Requirement:
Write out the material exactly. Do not include the pictures.

Given records:
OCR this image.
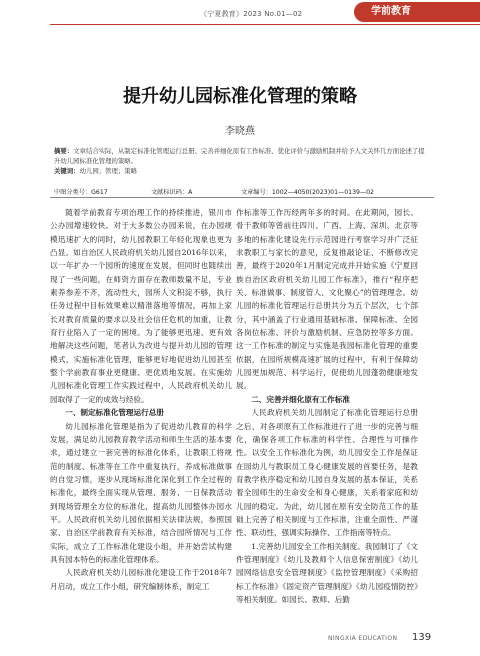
《宁夏教育》2023 No.01—02	学前教育
提升幼儿园标准化管理的策略
李晓燕
摘要：文章结合实际，从制定标准化管理运行总册、完善并细化原有工作标准、优化评价与激励机制并给予人文关怀几方面论述了提升幼儿园标准化管理的策略。
关键词：幼儿园；管理；策略
中图分类号：G617	文献标识码：A	文章编号：1002—4050(2023)01—0139—02

随着学前教育专项治理工作的持续推进，银川市公办园增速较快。对于大多数公办园来说，在办园规模迅速扩大的同时，幼儿园教职工年轻化现象也更为凸显。如自治区人民政府机关幼儿园自2016年以来，以一年扩办一个园所的速度在发展，但同时也随续出现了一些问题，在师资方面存在教师数量不足，专业素养参差不齐，流动性大，园所人文积淀不够，执行任务过程中目标效果难以精准落地等情况，再加上家长对教育质量的要求以及社会信任危机的加重，让教育行业陷入了一定的困境。为了能够更迅速、更有效地解决这些问题，笔者认为改进与提升幼儿园的管理模式，实施标准化管理，能够更好地促进幼儿园甚至整个学前教育事业更健康、更优质地发展。在实施幼儿园标准化管理工作实践过程中，人民政府机关幼儿园取得了一定的成效与经验。

一、制定标准化管理运行总册

幼儿园标准化管理是指为了促进幼儿教育的科学发展，满足幼儿园教育教学活动和师生生活的基本要求，通过建立一套完善的标准化体系，让教职工将规范的制度、标准等在工作中重复执行，养成标准做事的自觉习惯，逐步从现场标准化深化到工作全过程的标准化，最终全面实现从管理、服务、一日保教活动到现场管理全方位的标准化，提高幼儿园整体办园水平。人民政府机关幼儿园依据相关法律法规，参照国家、自治区学前教育有关标准，结合园所情况与工作实际，成立了工作标准化建设小组，并开始尝试构建具有园本特色的标准化管理体系。

人民政府机关幼儿园标准化建设工作于2018年7月启动，成立工作小组，研究编制体系，制定工

作标准等工作历经两年多的时间。在此期间，园长、骨干教师等曾前往四川、广西、上海、深圳、北京等多地的标准化建设先行示范园进行考察学习并广泛征求教职工与家长的意见，反复推敲论证、不断修改完善，最终于2020年1月制定完成并开始实施《宁夏回族自治区政府机关幼儿园工作标准》，推行“程序把关、标准做事、制度管人、文化聚心”的管理理念。幼儿园的标准化管理运行总册共分为五个层次，七个部分，其中涵盖了行业通用基础标准、保障标准、全园各岗位标准、评价与激励机制、应急防控等多方面。这一工作标准的制定与实施是我园标准化管理的重要依据，在园所规模高速扩展的过程中，有利于保障幼儿园更加规范、科学运行，促使幼儿园蓬勃健康地发展。

二、完善并细化原有工作标准

人民政府机关幼儿园制定了标准化管理运行总册之后，对各项原有工作标准进行了进一步的完善与细化，确保各项工作标准的科学性、合理性与可操作性。以安全工作标准化为例，幼儿园安全工作是保证在园幼儿与教职员工身心健康发展的首要任务，是教育教学秩序稳定和幼儿园自身发展的基本保证，关系着全园师生的生命安全和身心健康，关系着家庭和幼儿园的稳定。为此，幼儿园在原有安全防范工作的基础上完善了相关制度与工作标准，注重全面性、严谨性、联动性，强调实际操作、工作指南等特点。

1.完善幼儿园安全工作相关制度。我园制订了《文件管理制度》《幼儿及教师个人信息保密制度》《幼儿园网络信息安全管理制度》《监控管理制度》《采购招标工作标准》《固定资产管理制度》《幼儿园疫情防控》等相关制度。如园长、教师、后勤

NINGXIA EDUCATION 139
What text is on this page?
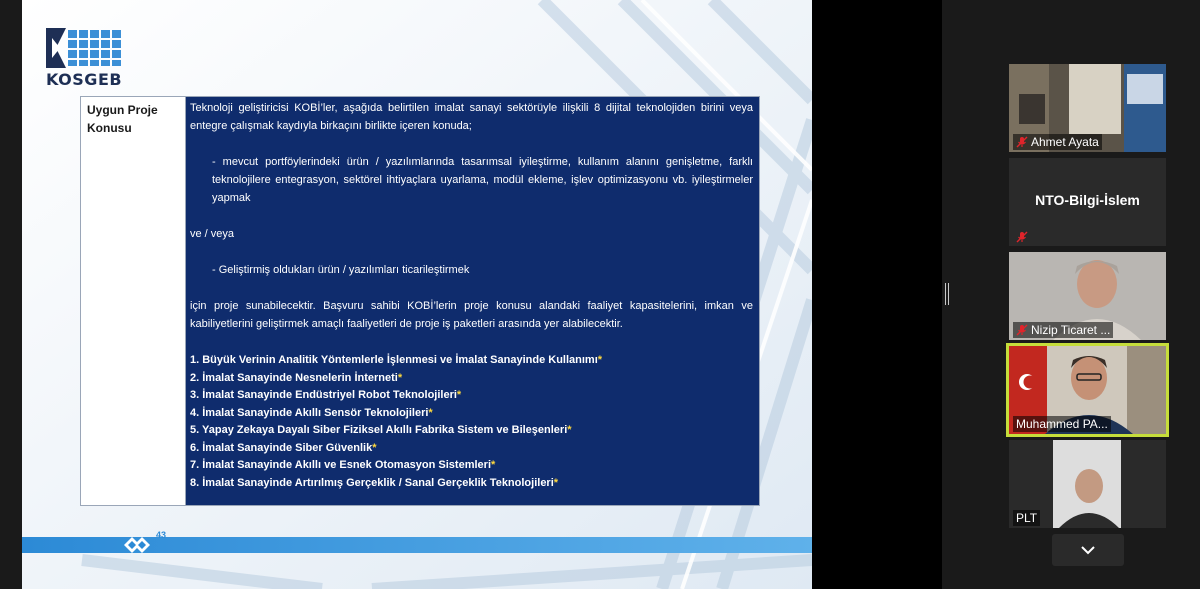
KOSGEB
Uygun Proje
Konusu

Teknoloji geliştiricisi KOBİ’ler, aşağıda belirtilen imalat sanayi sektörüyle ilişkili 8 dijital teknolojiden birini veya entegre çalışmak kaydıyla birkaçını birlikte içeren konuda;

- mevcut portföylerindeki ürün / yazılımlarında tasarımsal iyileştirme, kullanım alanını genişletme, farklı teknolojilere entegrasyon, sektörel ihtiyaçlara uyarlama, modül ekleme, işlev optimizasyonu vb. iyileştirmeler yapmak

ve / veya

- Geliştirmiş oldukları ürün / yazılımları ticarileştirmek

için proje sunabilecektir. Başvuru sahibi KOBİ’lerin proje konusu alandaki faaliyet kapasitelerini, imkan ve kabiliyetlerini geliştirmek amaçlı faaliyetleri de proje iş paketleri arasında yer alabilecektir.

1. Büyük Verinin Analitik Yöntemlerle İşlenmesi ve İmalat Sanayinde Kullanımı*
2. İmalat Sanayinde Nesnelerin İnterneti*
3. İmalat Sanayinde Endüstriyel Robot Teknolojileri*
4. İmalat Sanayinde Akıllı Sensör Teknolojileri*
5. Yapay Zekaya Dayalı Siber Fiziksel Akıllı Fabrika Sistem ve Bileşenleri*
6. İmalat Sanayinde Siber Güvenlik*
7. İmalat Sanayinde Akıllı ve Esnek Otomasyon Sistemleri*
8. İmalat Sanayinde Artırılmış Gerçeklik / Sanal Gerçeklik Teknolojileri*
43
Ahmet Ayata
NTO-Bilgi-İslem
Nizip Ticaret ...
Muhammed PA...
PLT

Task response:
OCR this image.
《宁夏教育》2023 No.01—02	学前教育
提升幼儿园标准化管理的策略
李晓燕
摘要：文章结合实际，从制定标准化管理运行总册、完善并细化原有工作标准、优化评价与激励机制并给予人文关怀几方面论述了提升幼儿园标准化管理的策略。
关键词：幼儿园；管理；策略
中图分类号：G617	文献标识码：A	文章编号：1002—4050(2023)01—0139—02

随着学前教育专项治理工作的持续推进，银川市公办园增速较快。对于大多数公办园来说，在办园规模迅速扩大的同时，幼儿园教职工年轻化现象也更为凸显。如自治区人民政府机关幼儿园自2016年以来，以一年扩办一个园所的速度在发展，但同时也随续出现了一些问题，在师资方面存在教师数量不足，专业素养参差不齐，流动性大，园所人文积淀不够，执行任务过程中目标效果难以精准落地等情况，再加上家长对教育质量的要求以及社会信任危机的加重，让教育行业陷入了一定的困境。为了能够更迅速、更有效地解决这些问题，笔者认为改进与提升幼儿园的管理模式，实施标准化管理，能够更好地促进幼儿园甚至整个学前教育事业更健康、更优质地发展。在实施幼儿园标准化管理工作实践过程中，人民政府机关幼儿园取得了一定的成效与经验。

一、制定标准化管理运行总册

幼儿园标准化管理是指为了促进幼儿教育的科学发展，满足幼儿园教育教学活动和师生生活的基本要求，通过建立一套完善的标准化体系，让教职工将规范的制度、标准等在工作中重复执行，养成标准做事的自觉习惯，逐步从现场标准化深化到工作全过程的标准化，最终全面实现从管理、服务、一日保教活动到现场管理全方位的标准化，提高幼儿园整体办园水平。人民政府机关幼儿园依据相关法律法规，参照国家、自治区学前教育有关标准，结合园所情况与工作实际，成立了工作标准化建设小组，并开始尝试构建具有园本特色的标准化管理体系。

人民政府机关幼儿园标准化建设工作于2018年7月启动，成立工作小组，研究编制体系，制定工

作标准等工作历经两年多的时间。在此期间，园长、骨干教师等曾前往四川、广西、上海、深圳、北京等多地的标准化建设先行示范园进行考察学习并广泛征求教职工与家长的意见，反复推敲论证、不断修改完善，最终于2020年1月制定完成并开始实施《宁夏回族自治区政府机关幼儿园工作标准》，推行“程序把关、标准做事、制度管人、文化聚心”的管理理念。幼儿园的标准化管理运行总册共分为五个层次，七个部分，其中涵盖了行业通用基础标准、保障标准、全园各岗位标准、评价与激励机制、应急防控等多方面。这一工作标准的制定与实施是我园标准化管理的重要依据，在园所规模高速扩展的过程中，有利于保障幼儿园更加规范、科学运行，促使幼儿园蓬勃健康地发展。

二、完善并细化原有工作标准

人民政府机关幼儿园制定了标准化管理运行总册之后，对各项原有工作标准进行了进一步的完善与细化，确保各项工作标准的科学性、合理性与可操作性。以安全工作标准化为例，幼儿园安全工作是保证在园幼儿与教职员工身心健康发展的首要任务，是教育教学秩序稳定和幼儿园自身发展的基本保证，关系着全园师生的生命安全和身心健康，关系着家庭和幼儿园的稳定。为此，幼儿园在原有安全防范工作的基础上完善了相关制度与工作标准，注重全面性、严谨性、联动性，强调实际操作、工作指南等特点。

1.完善幼儿园安全工作相关制度。我园制订了《文件管理制度》《幼儿及教师个人信息保密制度》《幼儿园网络信息安全管理制度》《监控管理制度》《采购招标工作标准》《固定资产管理制度》《幼儿园疫情防控》等相关制度。如园长、教师、后勤

NINGXIA EDUCATION 139
What text is on this page?
KOSGEB
Uygun Proje
Konusu

Teknoloji geliştiricisi KOBİ’ler, aşağıda belirtilen imalat sanayi sektörüyle ilişkili 8 dijital teknolojiden birini veya entegre çalışmak kaydıyla birkaçını birlikte içeren konuda;

- mevcut portföylerindeki ürün / yazılımlarında tasarımsal iyileştirme, kullanım alanını genişletme, farklı teknolojilere entegrasyon, sektörel ihtiyaçlara uyarlama, modül ekleme, işlev optimizasyonu vb. iyileştirmeler yapmak

ve / veya

- Geliştirmiş oldukları ürün / yazılımları ticarileştirmek

için proje sunabilecektir. Başvuru sahibi KOBİ’lerin proje konusu alandaki faaliyet kapasitelerini, imkan ve kabiliyetlerini geliştirmek amaçlı faaliyetleri de proje iş paketleri arasında yer alabilecektir.

1. Büyük Verinin Analitik Yöntemlerle İşlenmesi ve İmalat Sanayinde Kullanımı*
2. İmalat Sanayinde Nesnelerin İnterneti*
3. İmalat Sanayinde Endüstriyel Robot Teknolojileri*
4. İmalat Sanayinde Akıllı Sensör Teknolojileri*
5. Yapay Zekaya Dayalı Siber Fiziksel Akıllı Fabrika Sistem ve Bileşenleri*
6. İmalat Sanayinde Siber Güvenlik*
7. İmalat Sanayinde Akıllı ve Esnek Otomasyon Sistemleri*
8. İmalat Sanayinde Artırılmış Gerçeklik / Sanal Gerçeklik Teknolojileri*
43
Ahmet Ayata
NTO-Bilgi-İslem
Nizip Ticaret ...
Muhammed PA...
PLT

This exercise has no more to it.